Your answer should consist only of the records, copied exactly, with the images removed.

============

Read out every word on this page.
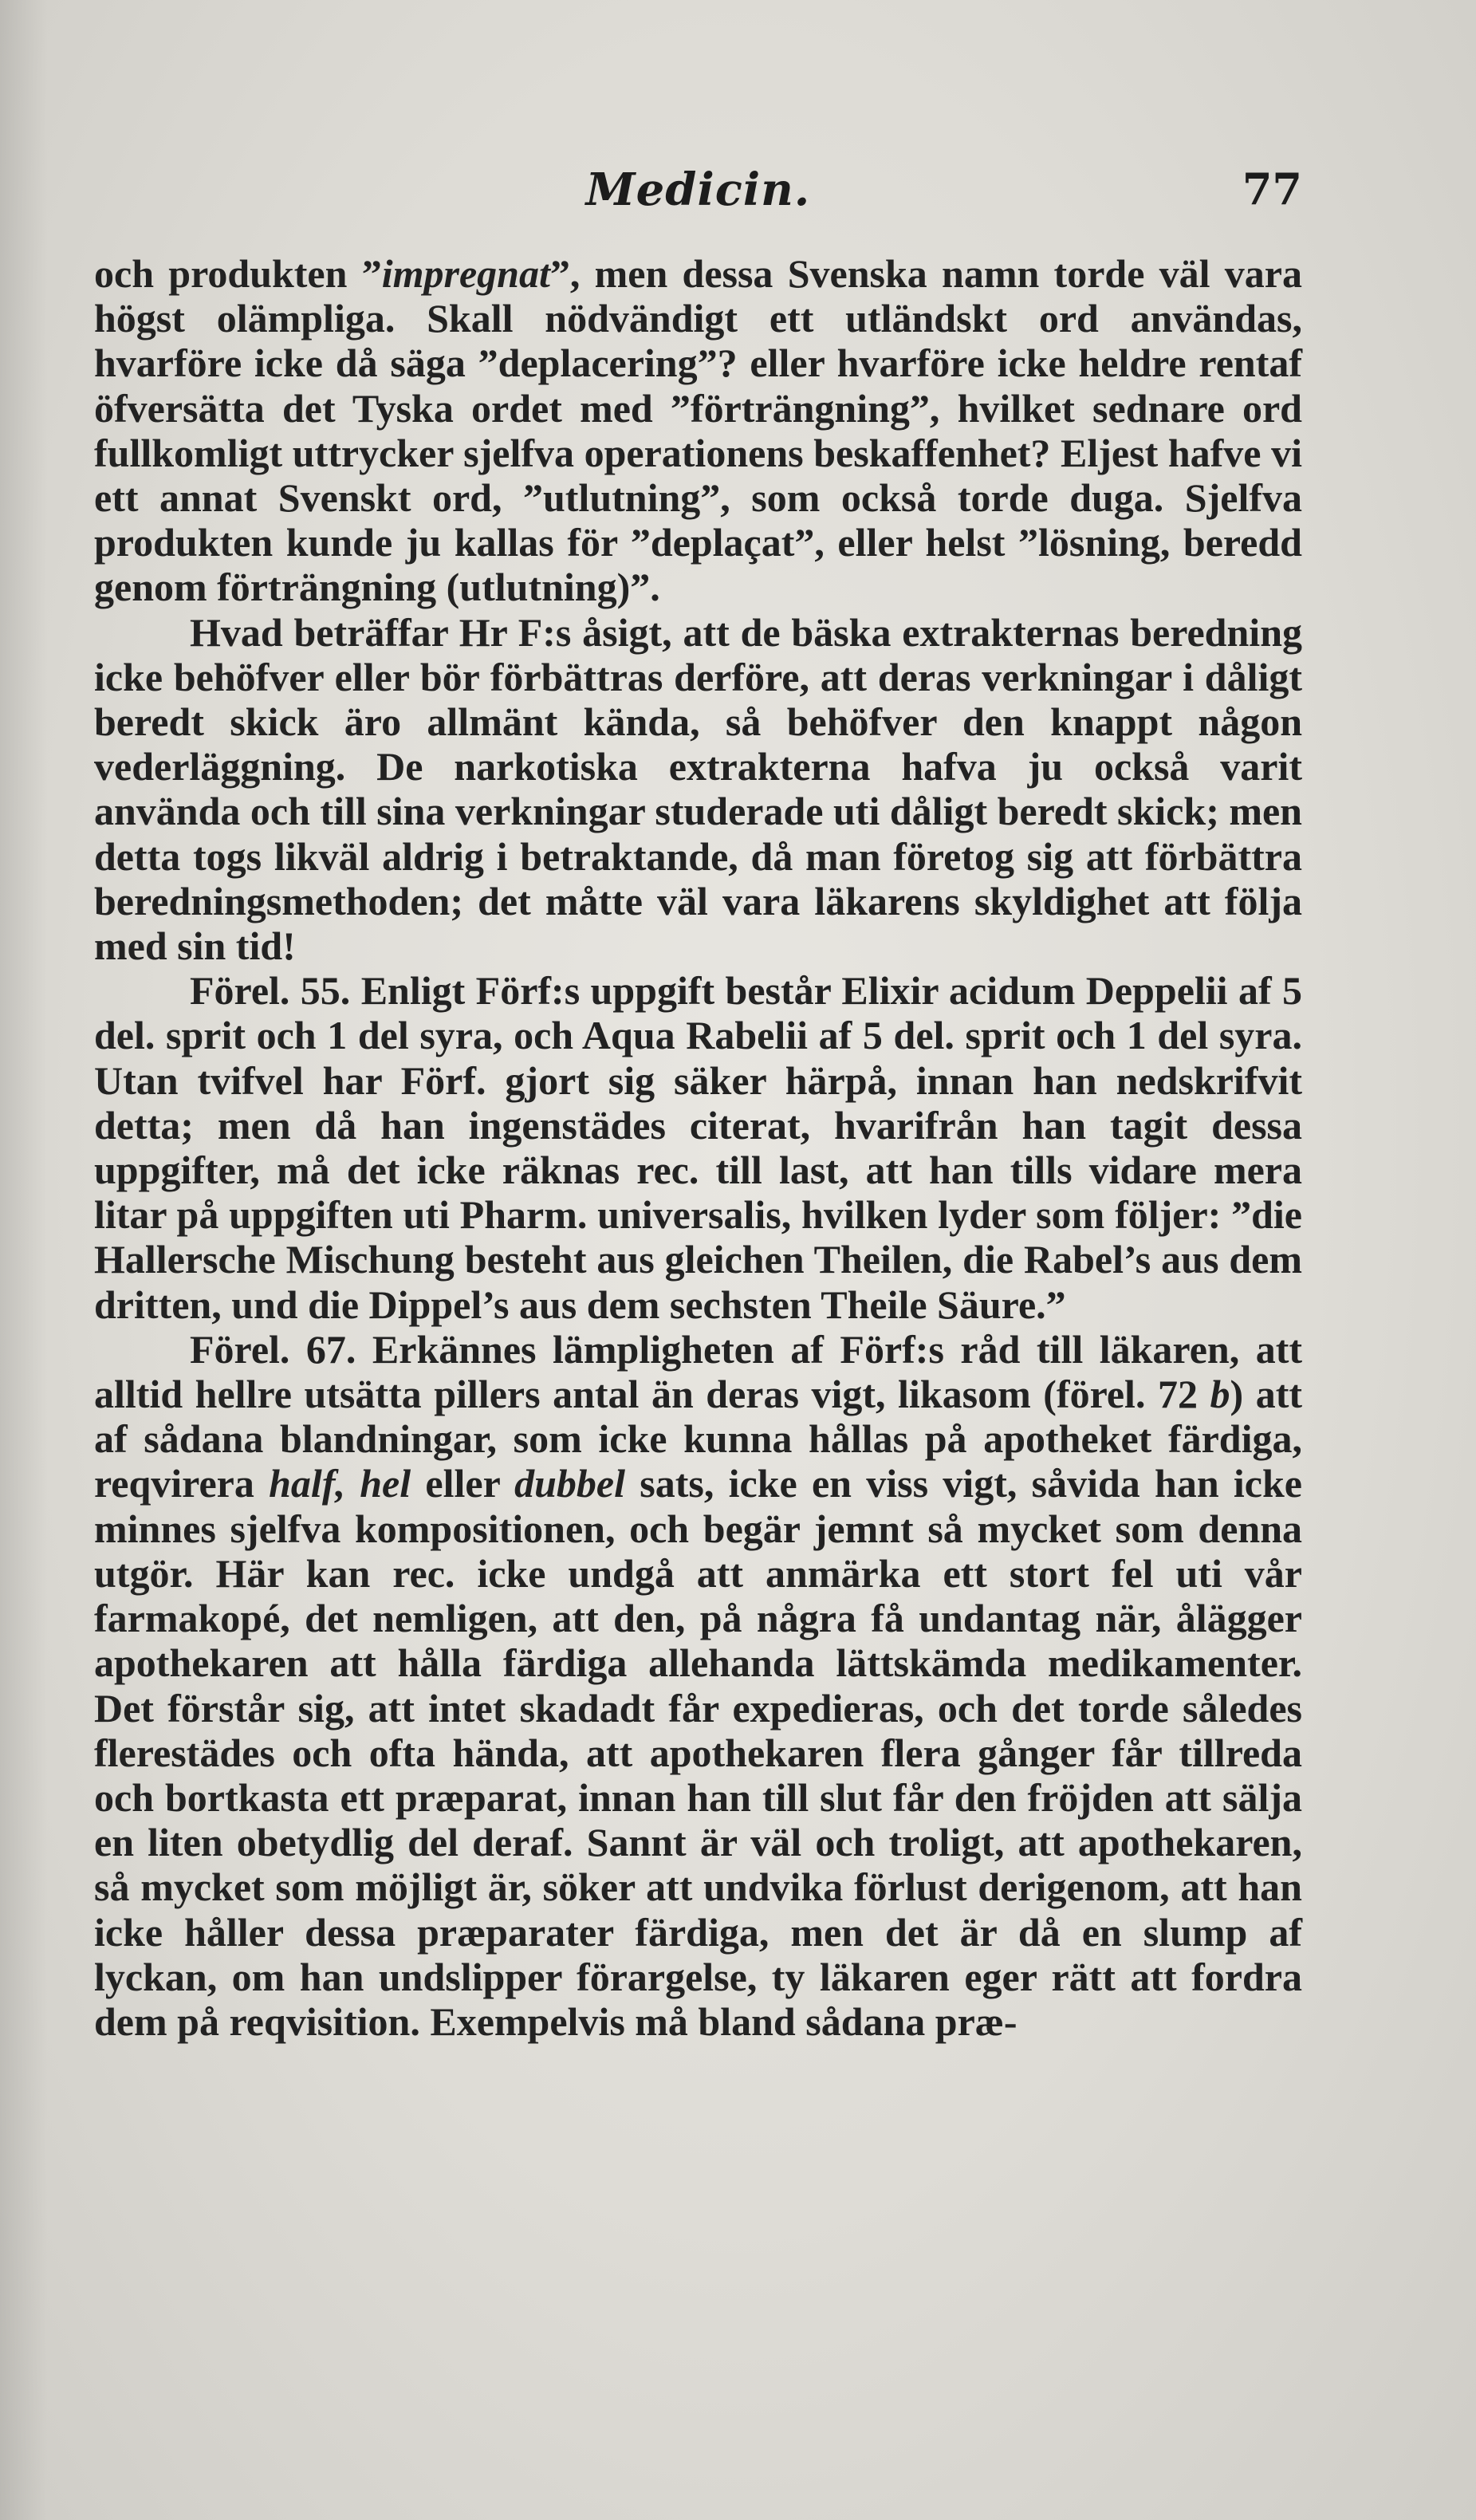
Medicin.	77

och produkten ”impregnat”, men dessa Svenska namn torde väl vara högst olämpliga. Skall nödvändigt ett utländskt ord användas, hvarföre icke då säga ”deplacering”? eller hvarföre icke heldre rentaf öfversätta det Tyska ordet med ”förträngning”, hvilket sednare ord fullkomligt uttrycker sjelfva operationens beskaffenhet? Eljest hafve vi ett annat Svenskt ord, ”utlutning”, som också torde duga. Sjelfva produkten kunde ju kallas för ”deplaçat”, eller helst ”lösning, beredd genom förträngning (utlutning)”.

Hvad beträffar Hr F:s åsigt, att de bäska extrakternas beredning icke behöfver eller bör förbättras derföre, att deras verkningar i dåligt beredt skick äro allmänt kända, så behöfver den knappt någon vederläggning. De narkotiska extrakterna hafva ju också varit använda och till sina verkningar studerade uti dåligt beredt skick; men detta togs likväl aldrig i betraktande, då man företog sig att förbättra beredningsmethoden; det måtte väl vara läkarens skyldighet att följa med sin tid!

Förel. 55. Enligt Förf:s uppgift består Elixir acidum Deppelii af 5 del. sprit och 1 del syra, och Aqua Rabelii af 5 del. sprit och 1 del syra. Utan tvifvel har Förf. gjort sig säker härpå, innan han nedskrifvit detta; men då han ingenstädes citerat, hvarifrån han tagit dessa uppgifter, må det icke räknas rec. till last, att han tills vidare mera litar på uppgiften uti Pharm. universalis, hvilken lyder som följer: ”die Hallersche Mischung besteht aus gleichen Theilen, die Rabel’s aus dem dritten, und die Dippel’s aus dem sechsten Theile Säure.”

Förel. 67. Erkännes lämpligheten af Förf:s råd till läkaren, att alltid hellre utsätta pillers antal än deras vigt, likasom (förel. 72 b) att af sådana blandningar, som icke kunna hållas på apotheket färdiga, reqvirera half, hel eller dubbel sats, icke en viss vigt, såvida han icke minnes sjelfva kompositionen, och begär jemnt så mycket som denna utgör. Här kan rec. icke undgå att anmärka ett stort fel uti vår farmakopé, det nemligen, att den, på några få undantag när, ålägger apothekaren att hålla färdiga allehanda lättskämda medikamenter. Det förstår sig, att intet skadadt får expedieras, och det torde således flerestädes och ofta hända, att apothekaren flera gånger får tillreda och bortkasta ett præparat, innan han till slut får den fröjden att sälja en liten obetydlig del deraf. Sannt är väl och troligt, att apothekaren, så mycket som möjligt är, söker att undvika förlust derigenom, att han icke håller dessa præparater färdiga, men det är då en slump af lyckan, om han undslipper förargelse, ty läkaren eger rätt att fordra dem på reqvisition. Exempelvis må bland sådana præ-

============

# Answer section
Read out every word on this page.
Medicin.	77

och produkten ”impregnat”, men dessa Svenska namn torde väl vara högst olämpliga. Skall nödvändigt ett utländskt ord användas, hvarföre icke då säga ”deplacering”? eller hvarföre icke heldre rentaf öfversätta det Tyska ordet med ”förträngning”, hvilket sednare ord fullkomligt uttrycker sjelfva operationens beskaffenhet? Eljest hafve vi ett annat Svenskt ord, ”utlutning”, som också torde duga. Sjelfva produkten kunde ju kallas för ”deplaçat”, eller helst ”lösning, beredd genom förträngning (utlutning)”.

Hvad beträffar Hr F:s åsigt, att de bäska extrakternas beredning icke behöfver eller bör förbättras derföre, att deras verkningar i dåligt beredt skick äro allmänt kända, så behöfver den knappt någon vederläggning. De narkotiska extrakterna hafva ju också varit använda och till sina verkningar studerade uti dåligt beredt skick; men detta togs likväl aldrig i betraktande, då man företog sig att förbättra beredningsmethoden; det måtte väl vara läkarens skyldighet att följa med sin tid!

Förel. 55. Enligt Förf:s uppgift består Elixir acidum Deppelii af 5 del. sprit och 1 del syra, och Aqua Rabelii af 5 del. sprit och 1 del syra. Utan tvifvel har Förf. gjort sig säker härpå, innan han nedskrifvit detta; men då han ingenstädes citerat, hvarifrån han tagit dessa uppgifter, må det icke räknas rec. till last, att han tills vidare mera litar på uppgiften uti Pharm. universalis, hvilken lyder som följer: ”die Hallersche Mischung besteht aus gleichen Theilen, die Rabel’s aus dem dritten, und die Dippel’s aus dem sechsten Theile Säure.”

Förel. 67. Erkännes lämpligheten af Förf:s råd till läkaren, att alltid hellre utsätta pillers antal än deras vigt, likasom (förel. 72 b) att af sådana blandningar, som icke kunna hållas på apotheket färdiga, reqvirera half, hel eller dubbel sats, icke en viss vigt, såvida han icke minnes sjelfva kompositionen, och begär jemnt så mycket som denna utgör. Här kan rec. icke undgå att anmärka ett stort fel uti vår farmakopé, det nemligen, att den, på några få undantag när, ålägger apothekaren att hålla färdiga allehanda lättskämda medikamenter. Det förstår sig, att intet skadadt får expedieras, och det torde således flerestädes och ofta hända, att apothekaren flera gånger får tillreda och bortkasta ett præparat, innan han till slut får den fröjden att sälja en liten obetydlig del deraf. Sannt är väl och troligt, att apothekaren, så mycket som möjligt är, söker att undvika förlust derigenom, att han icke håller dessa præparater färdiga, men det är då en slump af lyckan, om han undslipper förargelse, ty läkaren eger rätt att fordra dem på reqvisition. Exempelvis må bland sådana præ-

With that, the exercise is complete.